▸ **Goal**: Return every line of the material exactly.

Records contained in a dataset
╭──
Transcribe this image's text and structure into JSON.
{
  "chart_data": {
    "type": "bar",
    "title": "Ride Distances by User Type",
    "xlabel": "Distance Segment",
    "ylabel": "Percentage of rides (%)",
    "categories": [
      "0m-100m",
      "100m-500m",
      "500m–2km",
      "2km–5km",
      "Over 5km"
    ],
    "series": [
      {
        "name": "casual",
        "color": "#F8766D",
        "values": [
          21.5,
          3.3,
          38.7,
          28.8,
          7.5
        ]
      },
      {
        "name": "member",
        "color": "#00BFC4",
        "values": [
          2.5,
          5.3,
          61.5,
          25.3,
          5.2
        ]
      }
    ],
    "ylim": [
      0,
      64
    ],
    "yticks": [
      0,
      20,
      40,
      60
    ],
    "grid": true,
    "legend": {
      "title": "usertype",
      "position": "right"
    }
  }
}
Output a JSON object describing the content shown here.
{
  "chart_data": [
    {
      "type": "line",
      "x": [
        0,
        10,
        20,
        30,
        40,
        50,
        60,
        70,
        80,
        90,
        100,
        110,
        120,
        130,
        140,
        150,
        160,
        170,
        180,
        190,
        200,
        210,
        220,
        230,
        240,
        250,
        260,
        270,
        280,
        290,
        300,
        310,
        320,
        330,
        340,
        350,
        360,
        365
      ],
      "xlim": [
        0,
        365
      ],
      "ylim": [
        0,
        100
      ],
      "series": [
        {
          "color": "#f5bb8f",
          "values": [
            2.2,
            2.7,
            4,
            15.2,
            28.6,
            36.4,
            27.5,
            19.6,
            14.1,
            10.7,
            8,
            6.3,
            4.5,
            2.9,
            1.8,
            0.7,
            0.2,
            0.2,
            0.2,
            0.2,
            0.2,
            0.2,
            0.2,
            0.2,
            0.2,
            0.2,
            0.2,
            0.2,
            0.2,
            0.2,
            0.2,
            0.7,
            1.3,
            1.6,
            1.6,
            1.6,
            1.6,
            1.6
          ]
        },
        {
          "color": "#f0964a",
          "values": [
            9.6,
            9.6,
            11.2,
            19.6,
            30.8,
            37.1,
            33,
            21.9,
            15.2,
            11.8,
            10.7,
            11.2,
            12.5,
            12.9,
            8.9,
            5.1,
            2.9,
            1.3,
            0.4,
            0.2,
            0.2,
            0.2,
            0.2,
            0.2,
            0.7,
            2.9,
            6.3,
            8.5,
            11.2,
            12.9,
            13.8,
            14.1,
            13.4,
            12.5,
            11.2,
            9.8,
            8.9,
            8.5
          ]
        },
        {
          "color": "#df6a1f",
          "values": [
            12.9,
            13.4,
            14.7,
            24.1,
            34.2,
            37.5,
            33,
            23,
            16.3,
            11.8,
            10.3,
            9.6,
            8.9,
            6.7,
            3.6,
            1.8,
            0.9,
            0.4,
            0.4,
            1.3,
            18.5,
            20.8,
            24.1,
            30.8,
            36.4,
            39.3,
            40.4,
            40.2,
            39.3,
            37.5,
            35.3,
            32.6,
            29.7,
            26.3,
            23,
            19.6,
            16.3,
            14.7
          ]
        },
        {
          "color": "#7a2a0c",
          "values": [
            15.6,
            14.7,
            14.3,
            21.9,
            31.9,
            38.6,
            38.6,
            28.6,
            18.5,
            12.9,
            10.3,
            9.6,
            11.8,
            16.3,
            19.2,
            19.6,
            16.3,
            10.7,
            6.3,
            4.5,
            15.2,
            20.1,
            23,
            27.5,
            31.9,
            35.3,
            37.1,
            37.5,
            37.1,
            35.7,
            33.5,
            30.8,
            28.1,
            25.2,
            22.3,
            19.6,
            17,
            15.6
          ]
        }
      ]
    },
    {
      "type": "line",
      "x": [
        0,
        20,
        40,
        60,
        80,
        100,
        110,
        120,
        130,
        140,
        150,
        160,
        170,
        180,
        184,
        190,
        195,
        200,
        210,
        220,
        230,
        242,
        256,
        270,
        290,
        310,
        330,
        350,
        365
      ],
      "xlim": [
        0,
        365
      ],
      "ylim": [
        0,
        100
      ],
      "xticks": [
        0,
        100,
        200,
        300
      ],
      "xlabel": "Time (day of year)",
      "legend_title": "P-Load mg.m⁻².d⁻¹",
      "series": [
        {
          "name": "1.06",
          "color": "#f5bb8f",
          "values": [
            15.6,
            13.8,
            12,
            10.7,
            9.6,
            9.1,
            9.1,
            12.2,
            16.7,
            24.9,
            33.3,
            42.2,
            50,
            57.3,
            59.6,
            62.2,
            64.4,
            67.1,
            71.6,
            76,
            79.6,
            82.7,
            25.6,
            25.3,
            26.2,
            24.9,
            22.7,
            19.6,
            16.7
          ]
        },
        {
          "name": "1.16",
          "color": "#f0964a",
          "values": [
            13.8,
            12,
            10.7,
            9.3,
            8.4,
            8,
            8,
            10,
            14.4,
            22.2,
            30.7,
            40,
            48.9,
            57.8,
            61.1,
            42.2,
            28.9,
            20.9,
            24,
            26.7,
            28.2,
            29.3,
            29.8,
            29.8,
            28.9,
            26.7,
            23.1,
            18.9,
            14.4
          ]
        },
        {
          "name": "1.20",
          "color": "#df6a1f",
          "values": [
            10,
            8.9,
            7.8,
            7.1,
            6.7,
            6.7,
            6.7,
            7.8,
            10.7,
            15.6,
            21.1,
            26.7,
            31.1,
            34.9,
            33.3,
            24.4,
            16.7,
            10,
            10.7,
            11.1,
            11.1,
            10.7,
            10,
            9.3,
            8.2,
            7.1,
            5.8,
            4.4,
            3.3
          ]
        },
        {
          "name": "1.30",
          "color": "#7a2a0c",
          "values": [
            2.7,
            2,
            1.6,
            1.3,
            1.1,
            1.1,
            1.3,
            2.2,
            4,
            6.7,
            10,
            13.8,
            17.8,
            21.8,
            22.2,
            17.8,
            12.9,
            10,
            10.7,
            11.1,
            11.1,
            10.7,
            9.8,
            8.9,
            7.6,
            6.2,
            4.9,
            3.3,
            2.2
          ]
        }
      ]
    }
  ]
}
╰──
▸ **Result of the task**:
Transcribe this image's text and structure into JSON.
{
  "chart_data": {
    "type": "bar",
    "title": "Ride Distances by User Type",
    "xlabel": "Distance Segment",
    "ylabel": "Percentage of rides (%)",
    "categories": [
      "0m-100m",
      "100m-500m",
      "500m–2km",
      "2km–5km",
      "Over 5km"
    ],
    "series": [
      {
        "name": "casual",
        "color": "#F8766D",
        "values": [
          21.5,
          3.3,
          38.7,
          28.8,
          7.5
        ]
      },
      {
        "name": "member",
        "color": "#00BFC4",
        "values": [
          2.5,
          5.3,
          61.5,
          25.3,
          5.2
        ]
      }
    ],
    "ylim": [
      0,
      64
    ],
    "yticks": [
      0,
      20,
      40,
      60
    ],
    "grid": true,
    "legend": {
      "title": "usertype",
      "position": "right"
    }
  }
}
Output a JSON object describing the content shown here.
{
  "chart_data": [
    {
      "type": "line",
      "x": [
        0,
        10,
        20,
        30,
        40,
        50,
        60,
        70,
        80,
        90,
        100,
        110,
        120,
        130,
        140,
        150,
        160,
        170,
        180,
        190,
        200,
        210,
        220,
        230,
        240,
        250,
        260,
        270,
        280,
        290,
        300,
        310,
        320,
        330,
        340,
        350,
        360,
        365
      ],
      "xlim": [
        0,
        365
      ],
      "ylim": [
        0,
        100
      ],
      "series": [
        {
          "color": "#f5bb8f",
          "values": [
            2.2,
            2.7,
            4,
            15.2,
            28.6,
            36.4,
            27.5,
            19.6,
            14.1,
            10.7,
            8,
            6.3,
            4.5,
            2.9,
            1.8,
            0.7,
            0.2,
            0.2,
            0.2,
            0.2,
            0.2,
            0.2,
            0.2,
            0.2,
            0.2,
            0.2,
            0.2,
            0.2,
            0.2,
            0.2,
            0.2,
            0.7,
            1.3,
            1.6,
            1.6,
            1.6,
            1.6,
            1.6
          ]
        },
        {
          "color": "#f0964a",
          "values": [
            9.6,
            9.6,
            11.2,
            19.6,
            30.8,
            37.1,
            33,
            21.9,
            15.2,
            11.8,
            10.7,
            11.2,
            12.5,
            12.9,
            8.9,
            5.1,
            2.9,
            1.3,
            0.4,
            0.2,
            0.2,
            0.2,
            0.2,
            0.2,
            0.7,
            2.9,
            6.3,
            8.5,
            11.2,
            12.9,
            13.8,
            14.1,
            13.4,
            12.5,
            11.2,
            9.8,
            8.9,
            8.5
          ]
        },
        {
          "color": "#df6a1f",
          "values": [
            12.9,
            13.4,
            14.7,
            24.1,
            34.2,
            37.5,
            33,
            23,
            16.3,
            11.8,
            10.3,
            9.6,
            8.9,
            6.7,
            3.6,
            1.8,
            0.9,
            0.4,
            0.4,
            1.3,
            18.5,
            20.8,
            24.1,
            30.8,
            36.4,
            39.3,
            40.4,
            40.2,
            39.3,
            37.5,
            35.3,
            32.6,
            29.7,
            26.3,
            23,
            19.6,
            16.3,
            14.7
          ]
        },
        {
          "color": "#7a2a0c",
          "values": [
            15.6,
            14.7,
            14.3,
            21.9,
            31.9,
            38.6,
            38.6,
            28.6,
            18.5,
            12.9,
            10.3,
            9.6,
            11.8,
            16.3,
            19.2,
            19.6,
            16.3,
            10.7,
            6.3,
            4.5,
            15.2,
            20.1,
            23,
            27.5,
            31.9,
            35.3,
            37.1,
            37.5,
            37.1,
            35.7,
            33.5,
            30.8,
            28.1,
            25.2,
            22.3,
            19.6,
            17,
            15.6
          ]
        }
      ]
    },
    {
      "type": "line",
      "x": [
        0,
        20,
        40,
        60,
        80,
        100,
        110,
        120,
        130,
        140,
        150,
        160,
        170,
        180,
        184,
        190,
        195,
        200,
        210,
        220,
        230,
        242,
        256,
        270,
        290,
        310,
        330,
        350,
        365
      ],
      "xlim": [
        0,
        365
      ],
      "ylim": [
        0,
        100
      ],
      "xticks": [
        0,
        100,
        200,
        300
      ],
      "xlabel": "Time (day of year)",
      "legend_title": "P-Load mg.m⁻².d⁻¹",
      "series": [
        {
          "name": "1.06",
          "color": "#f5bb8f",
          "values": [
            15.6,
            13.8,
            12,
            10.7,
            9.6,
            9.1,
            9.1,
            12.2,
            16.7,
            24.9,
            33.3,
            42.2,
            50,
            57.3,
            59.6,
            62.2,
            64.4,
            67.1,
            71.6,
            76,
            79.6,
            82.7,
            25.6,
            25.3,
            26.2,
            24.9,
            22.7,
            19.6,
            16.7
          ]
        },
        {
          "name": "1.16",
          "color": "#f0964a",
          "values": [
            13.8,
            12,
            10.7,
            9.3,
            8.4,
            8,
            8,
            10,
            14.4,
            22.2,
            30.7,
            40,
            48.9,
            57.8,
            61.1,
            42.2,
            28.9,
            20.9,
            24,
            26.7,
            28.2,
            29.3,
            29.8,
            29.8,
            28.9,
            26.7,
            23.1,
            18.9,
            14.4
          ]
        },
        {
          "name": "1.20",
          "color": "#df6a1f",
          "values": [
            10,
            8.9,
            7.8,
            7.1,
            6.7,
            6.7,
            6.7,
            7.8,
            10.7,
            15.6,
            21.1,
            26.7,
            31.1,
            34.9,
            33.3,
            24.4,
            16.7,
            10,
            10.7,
            11.1,
            11.1,
            10.7,
            10,
            9.3,
            8.2,
            7.1,
            5.8,
            4.4,
            3.3
          ]
        },
        {
          "name": "1.30",
          "color": "#7a2a0c",
          "values": [
            2.7,
            2,
            1.6,
            1.3,
            1.1,
            1.1,
            1.3,
            2.2,
            4,
            6.7,
            10,
            13.8,
            17.8,
            21.8,
            22.2,
            17.8,
            12.9,
            10,
            10.7,
            11.1,
            11.1,
            10.7,
            9.8,
            8.9,
            7.6,
            6.2,
            4.9,
            3.3,
            2.2
          ]
        }
      ]
    }
  ]
}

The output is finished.